What this task involves
Pull out every line with the word "necessaria".

[START OF Records for this exercise]

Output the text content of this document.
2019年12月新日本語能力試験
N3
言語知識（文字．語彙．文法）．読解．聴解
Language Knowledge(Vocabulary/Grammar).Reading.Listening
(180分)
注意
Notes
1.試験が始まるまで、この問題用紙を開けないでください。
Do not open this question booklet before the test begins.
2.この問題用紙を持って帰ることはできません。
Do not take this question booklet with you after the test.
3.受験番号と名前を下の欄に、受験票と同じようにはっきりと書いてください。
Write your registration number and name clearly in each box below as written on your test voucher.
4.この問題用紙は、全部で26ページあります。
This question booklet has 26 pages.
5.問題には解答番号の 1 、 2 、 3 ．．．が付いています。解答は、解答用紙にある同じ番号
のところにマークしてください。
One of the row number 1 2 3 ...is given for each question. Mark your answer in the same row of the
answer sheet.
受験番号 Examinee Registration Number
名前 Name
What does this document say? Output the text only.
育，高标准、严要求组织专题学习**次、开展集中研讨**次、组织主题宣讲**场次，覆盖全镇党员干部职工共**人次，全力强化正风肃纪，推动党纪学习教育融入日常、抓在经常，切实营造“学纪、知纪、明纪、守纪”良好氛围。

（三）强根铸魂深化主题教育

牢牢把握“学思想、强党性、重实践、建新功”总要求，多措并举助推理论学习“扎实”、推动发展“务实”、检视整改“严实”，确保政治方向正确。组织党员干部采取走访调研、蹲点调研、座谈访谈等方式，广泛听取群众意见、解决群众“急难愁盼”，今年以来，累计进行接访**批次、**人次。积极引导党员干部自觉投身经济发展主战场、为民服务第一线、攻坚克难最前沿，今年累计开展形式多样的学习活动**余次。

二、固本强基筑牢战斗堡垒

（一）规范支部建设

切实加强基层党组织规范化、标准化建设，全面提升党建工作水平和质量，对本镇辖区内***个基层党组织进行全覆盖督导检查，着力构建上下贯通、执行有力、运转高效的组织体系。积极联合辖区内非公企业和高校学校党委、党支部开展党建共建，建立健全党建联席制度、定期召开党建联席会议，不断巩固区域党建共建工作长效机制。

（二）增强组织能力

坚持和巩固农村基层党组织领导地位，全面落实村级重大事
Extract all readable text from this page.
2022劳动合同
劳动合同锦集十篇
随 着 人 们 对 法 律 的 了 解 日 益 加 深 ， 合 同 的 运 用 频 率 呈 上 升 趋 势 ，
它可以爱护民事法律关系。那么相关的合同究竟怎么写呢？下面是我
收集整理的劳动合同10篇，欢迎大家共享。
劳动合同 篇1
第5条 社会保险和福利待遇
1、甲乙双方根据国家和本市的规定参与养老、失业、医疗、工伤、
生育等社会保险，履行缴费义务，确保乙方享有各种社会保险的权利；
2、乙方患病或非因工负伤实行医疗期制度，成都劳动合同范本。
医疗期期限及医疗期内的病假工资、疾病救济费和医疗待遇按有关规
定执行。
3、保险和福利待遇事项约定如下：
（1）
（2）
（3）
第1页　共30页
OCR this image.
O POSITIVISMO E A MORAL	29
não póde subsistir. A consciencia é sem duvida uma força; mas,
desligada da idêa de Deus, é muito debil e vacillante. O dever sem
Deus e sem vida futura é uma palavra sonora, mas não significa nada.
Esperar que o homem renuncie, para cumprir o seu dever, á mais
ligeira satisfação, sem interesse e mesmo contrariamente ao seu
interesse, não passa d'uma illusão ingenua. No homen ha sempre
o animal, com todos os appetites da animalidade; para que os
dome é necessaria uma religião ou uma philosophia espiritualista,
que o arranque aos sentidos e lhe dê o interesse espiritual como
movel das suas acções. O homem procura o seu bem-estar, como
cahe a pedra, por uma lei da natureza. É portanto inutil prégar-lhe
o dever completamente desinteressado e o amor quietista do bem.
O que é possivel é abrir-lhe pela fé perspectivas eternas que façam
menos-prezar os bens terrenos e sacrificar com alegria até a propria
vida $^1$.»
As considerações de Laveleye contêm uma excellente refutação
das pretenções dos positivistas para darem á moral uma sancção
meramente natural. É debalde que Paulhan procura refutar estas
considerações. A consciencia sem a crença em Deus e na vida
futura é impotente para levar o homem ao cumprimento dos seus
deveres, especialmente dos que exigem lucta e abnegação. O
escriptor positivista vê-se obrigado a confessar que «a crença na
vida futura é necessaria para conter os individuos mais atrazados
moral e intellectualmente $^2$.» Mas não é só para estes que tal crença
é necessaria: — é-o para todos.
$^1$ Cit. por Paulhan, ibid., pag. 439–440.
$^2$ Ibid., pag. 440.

[END OF Records for this exercise]

Complete output
dome é necessaria uma religião ou uma philosophia espiritualista,
vida futura é necessaria para conter os individuos mais atrazados
é necessaria: — é-o para todos.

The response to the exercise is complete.